## What you are asked to do
Identify the lines that contain the string "Rechercher", then copy each of them.

Saved data entries

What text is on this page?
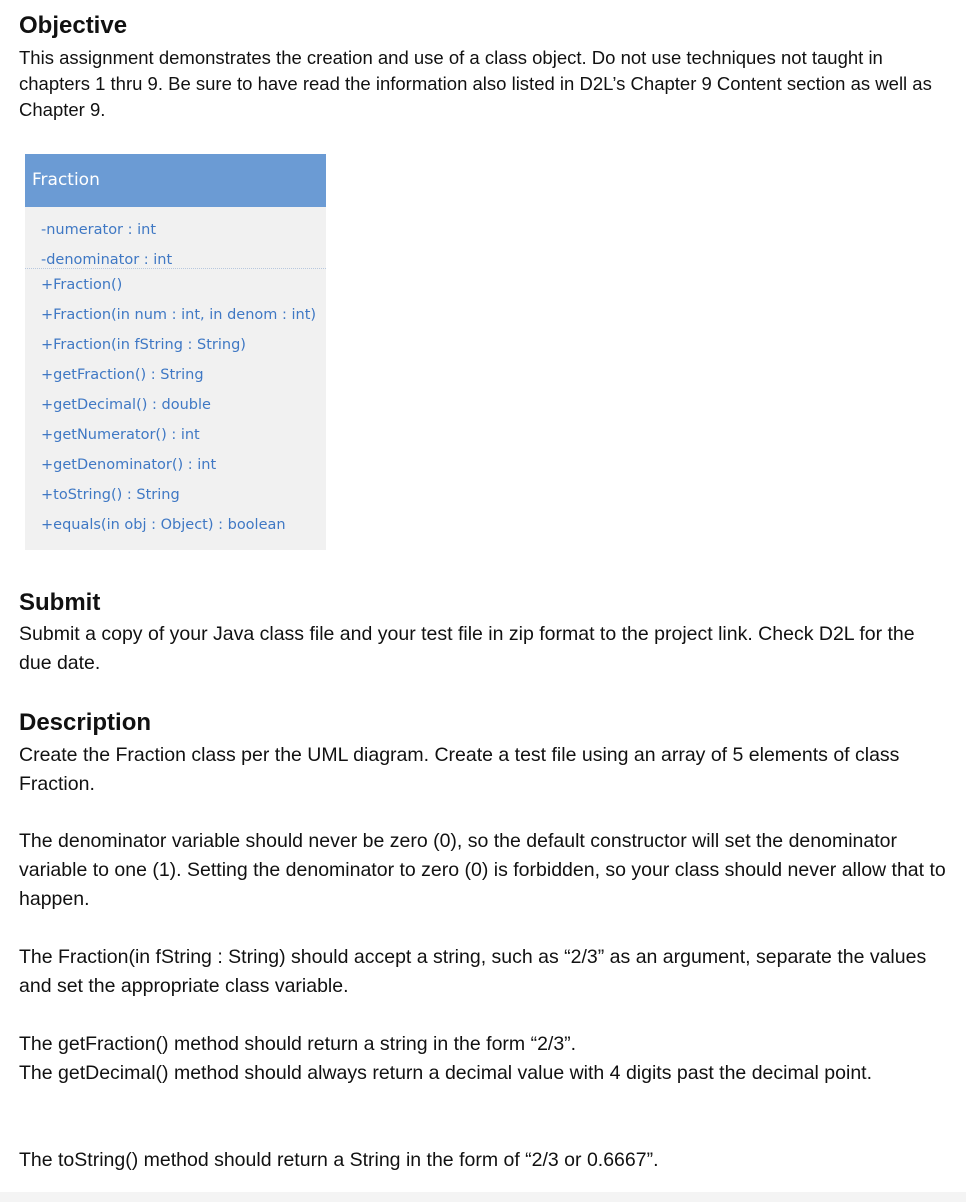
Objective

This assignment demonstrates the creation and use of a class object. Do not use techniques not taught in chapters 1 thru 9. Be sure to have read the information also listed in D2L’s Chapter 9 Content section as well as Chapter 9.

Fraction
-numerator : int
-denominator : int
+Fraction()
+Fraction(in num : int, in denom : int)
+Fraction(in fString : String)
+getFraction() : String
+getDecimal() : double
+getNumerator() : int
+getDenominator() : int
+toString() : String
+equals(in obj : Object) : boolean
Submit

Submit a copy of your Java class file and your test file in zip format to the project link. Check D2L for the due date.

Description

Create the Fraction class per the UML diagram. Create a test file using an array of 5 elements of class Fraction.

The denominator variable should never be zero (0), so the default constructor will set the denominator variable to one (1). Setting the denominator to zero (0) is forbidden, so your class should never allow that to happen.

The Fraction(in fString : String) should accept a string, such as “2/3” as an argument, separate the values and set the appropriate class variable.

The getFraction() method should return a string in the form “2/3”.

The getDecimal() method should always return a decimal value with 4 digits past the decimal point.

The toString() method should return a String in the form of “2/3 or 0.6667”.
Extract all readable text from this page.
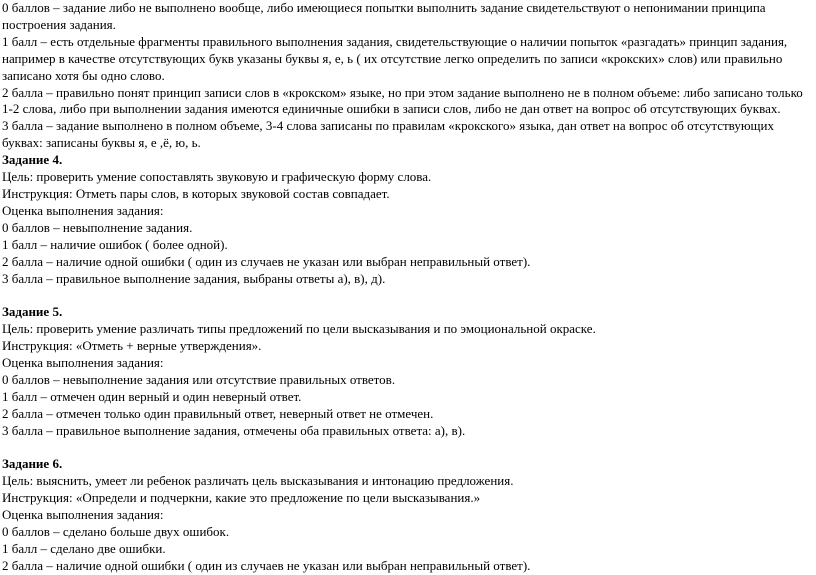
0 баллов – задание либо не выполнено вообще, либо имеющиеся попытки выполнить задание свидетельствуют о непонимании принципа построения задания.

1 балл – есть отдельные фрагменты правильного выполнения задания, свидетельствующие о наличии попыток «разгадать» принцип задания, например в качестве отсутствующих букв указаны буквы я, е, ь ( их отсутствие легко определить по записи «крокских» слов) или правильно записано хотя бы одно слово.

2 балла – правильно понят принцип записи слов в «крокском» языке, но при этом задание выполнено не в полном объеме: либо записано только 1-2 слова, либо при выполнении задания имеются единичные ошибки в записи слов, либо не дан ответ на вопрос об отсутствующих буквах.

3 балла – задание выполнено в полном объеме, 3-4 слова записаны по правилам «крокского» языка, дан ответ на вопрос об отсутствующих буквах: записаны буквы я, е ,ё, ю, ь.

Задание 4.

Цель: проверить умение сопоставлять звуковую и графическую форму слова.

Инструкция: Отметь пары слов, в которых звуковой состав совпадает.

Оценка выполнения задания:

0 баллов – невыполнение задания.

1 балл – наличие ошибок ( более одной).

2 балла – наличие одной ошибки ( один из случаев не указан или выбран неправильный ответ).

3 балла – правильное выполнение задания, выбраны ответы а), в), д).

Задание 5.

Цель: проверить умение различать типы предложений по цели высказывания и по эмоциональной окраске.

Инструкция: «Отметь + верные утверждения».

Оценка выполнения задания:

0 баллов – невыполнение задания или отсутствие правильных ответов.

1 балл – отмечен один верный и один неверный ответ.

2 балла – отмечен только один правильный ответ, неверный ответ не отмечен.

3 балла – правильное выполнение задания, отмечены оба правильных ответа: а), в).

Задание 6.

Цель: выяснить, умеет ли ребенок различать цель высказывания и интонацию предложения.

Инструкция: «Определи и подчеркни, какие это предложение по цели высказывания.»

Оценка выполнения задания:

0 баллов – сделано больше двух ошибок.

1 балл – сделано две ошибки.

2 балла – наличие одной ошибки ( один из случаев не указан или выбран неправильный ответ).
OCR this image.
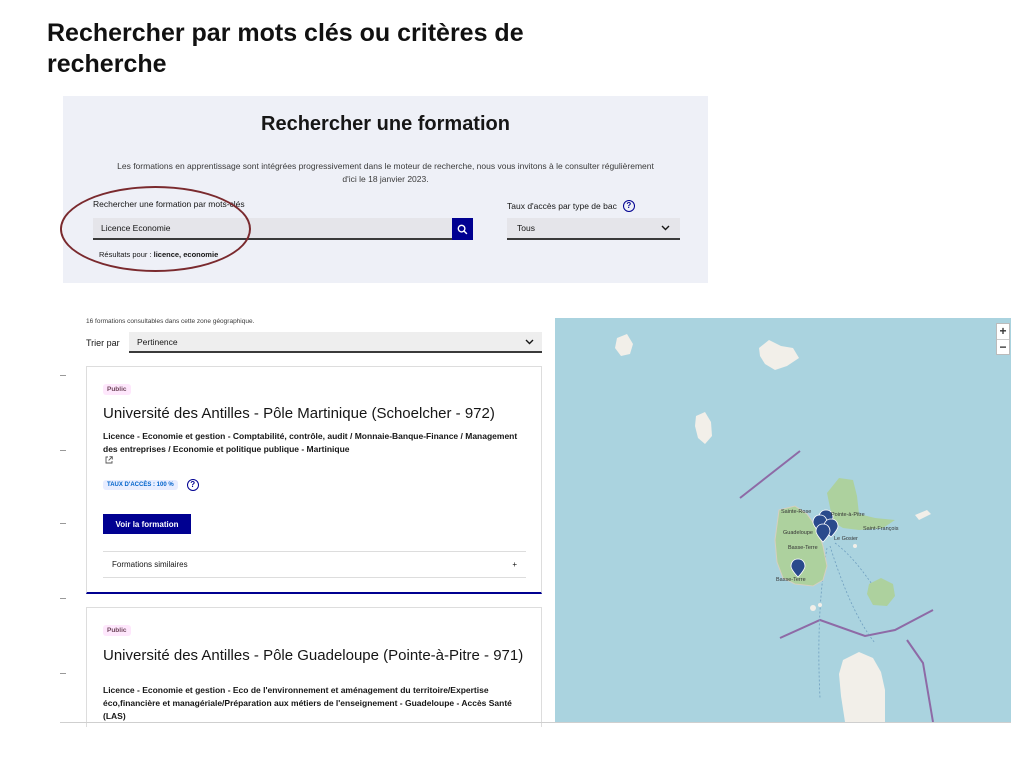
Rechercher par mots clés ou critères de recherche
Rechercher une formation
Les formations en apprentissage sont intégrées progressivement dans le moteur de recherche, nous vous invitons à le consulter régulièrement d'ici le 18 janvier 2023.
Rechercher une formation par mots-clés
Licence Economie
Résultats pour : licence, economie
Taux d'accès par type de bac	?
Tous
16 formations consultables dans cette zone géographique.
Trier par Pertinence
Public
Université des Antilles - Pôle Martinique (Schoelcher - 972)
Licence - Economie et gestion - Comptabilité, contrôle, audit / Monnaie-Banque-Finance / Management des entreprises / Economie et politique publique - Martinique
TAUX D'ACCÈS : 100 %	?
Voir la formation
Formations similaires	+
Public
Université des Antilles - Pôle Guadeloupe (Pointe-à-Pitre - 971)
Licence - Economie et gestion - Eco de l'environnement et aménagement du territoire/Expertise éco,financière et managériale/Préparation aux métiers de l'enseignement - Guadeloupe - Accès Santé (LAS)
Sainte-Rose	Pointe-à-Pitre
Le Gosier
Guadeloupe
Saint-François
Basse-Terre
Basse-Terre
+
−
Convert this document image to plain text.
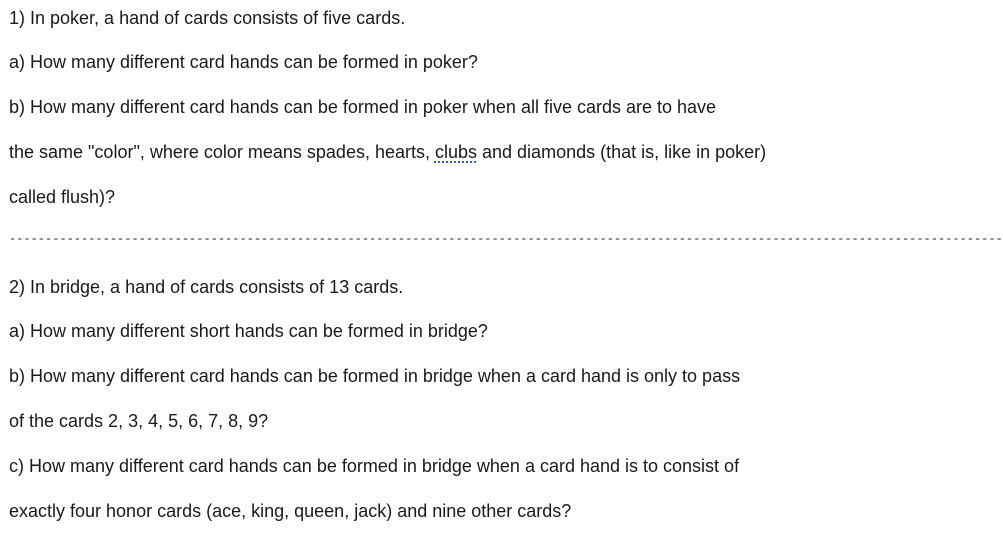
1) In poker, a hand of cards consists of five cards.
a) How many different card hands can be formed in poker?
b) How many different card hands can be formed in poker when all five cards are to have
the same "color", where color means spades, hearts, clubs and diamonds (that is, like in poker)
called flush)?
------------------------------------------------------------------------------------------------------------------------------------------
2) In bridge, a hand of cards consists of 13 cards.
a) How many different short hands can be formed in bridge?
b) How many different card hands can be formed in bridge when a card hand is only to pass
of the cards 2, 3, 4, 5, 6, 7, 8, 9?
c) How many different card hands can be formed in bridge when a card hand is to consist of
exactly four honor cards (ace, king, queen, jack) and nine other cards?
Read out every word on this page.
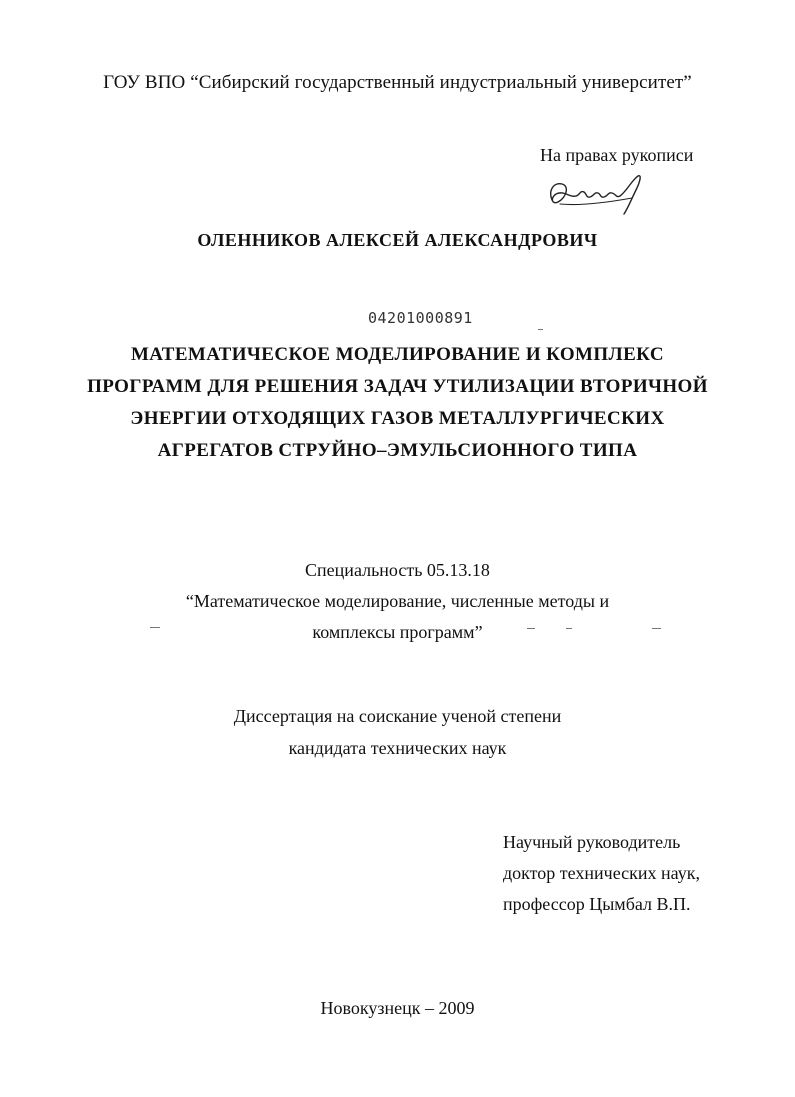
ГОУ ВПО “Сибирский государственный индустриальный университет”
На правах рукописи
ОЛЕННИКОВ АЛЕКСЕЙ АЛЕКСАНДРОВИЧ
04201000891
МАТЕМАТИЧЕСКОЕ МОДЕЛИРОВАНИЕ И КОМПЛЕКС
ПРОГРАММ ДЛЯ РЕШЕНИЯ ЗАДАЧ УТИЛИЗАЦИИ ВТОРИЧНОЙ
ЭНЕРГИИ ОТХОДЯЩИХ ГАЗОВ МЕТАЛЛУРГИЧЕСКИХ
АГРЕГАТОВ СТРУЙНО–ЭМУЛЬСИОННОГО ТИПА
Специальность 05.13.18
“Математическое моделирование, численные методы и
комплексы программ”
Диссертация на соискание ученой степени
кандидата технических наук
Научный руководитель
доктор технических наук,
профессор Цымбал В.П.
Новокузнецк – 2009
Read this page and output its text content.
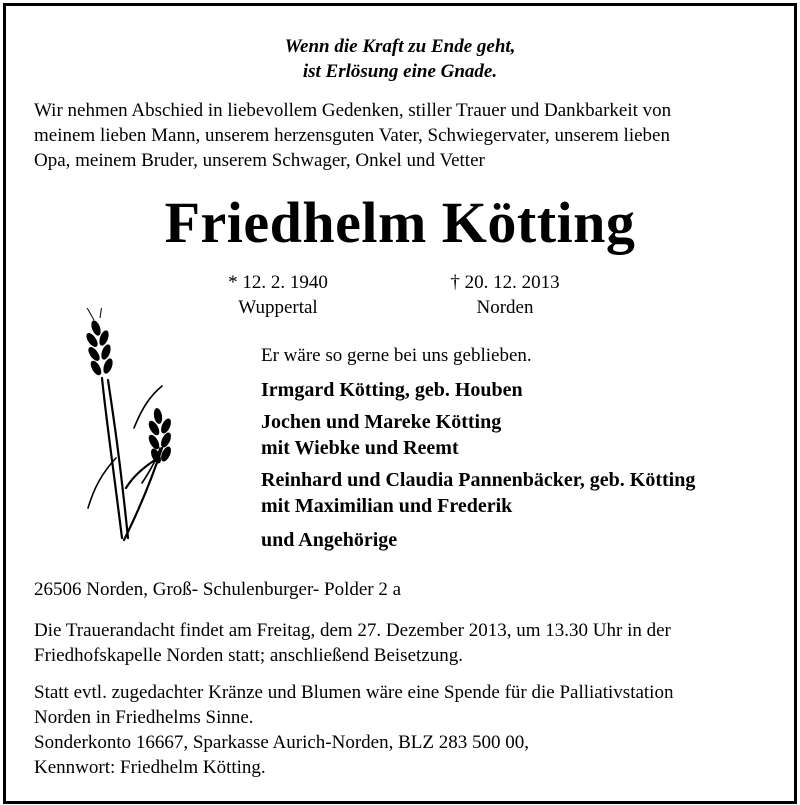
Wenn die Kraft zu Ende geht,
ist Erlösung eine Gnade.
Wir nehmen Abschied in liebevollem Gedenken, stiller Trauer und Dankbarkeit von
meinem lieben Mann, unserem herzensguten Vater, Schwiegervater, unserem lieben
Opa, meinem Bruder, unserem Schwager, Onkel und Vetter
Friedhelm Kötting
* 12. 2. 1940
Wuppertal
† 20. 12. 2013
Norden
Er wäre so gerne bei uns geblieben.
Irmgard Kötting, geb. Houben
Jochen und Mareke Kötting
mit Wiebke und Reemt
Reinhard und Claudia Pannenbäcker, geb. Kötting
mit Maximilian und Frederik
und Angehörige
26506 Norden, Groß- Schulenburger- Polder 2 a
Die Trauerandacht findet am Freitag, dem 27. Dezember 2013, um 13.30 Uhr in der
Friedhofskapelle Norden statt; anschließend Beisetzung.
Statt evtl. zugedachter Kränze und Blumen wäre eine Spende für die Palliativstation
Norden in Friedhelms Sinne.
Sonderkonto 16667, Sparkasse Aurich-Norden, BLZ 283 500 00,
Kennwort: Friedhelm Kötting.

## Response for this exercise
Rechercher par mots clés ou critères de recherche
Rechercher une formation
Rechercher une formation par mots-clés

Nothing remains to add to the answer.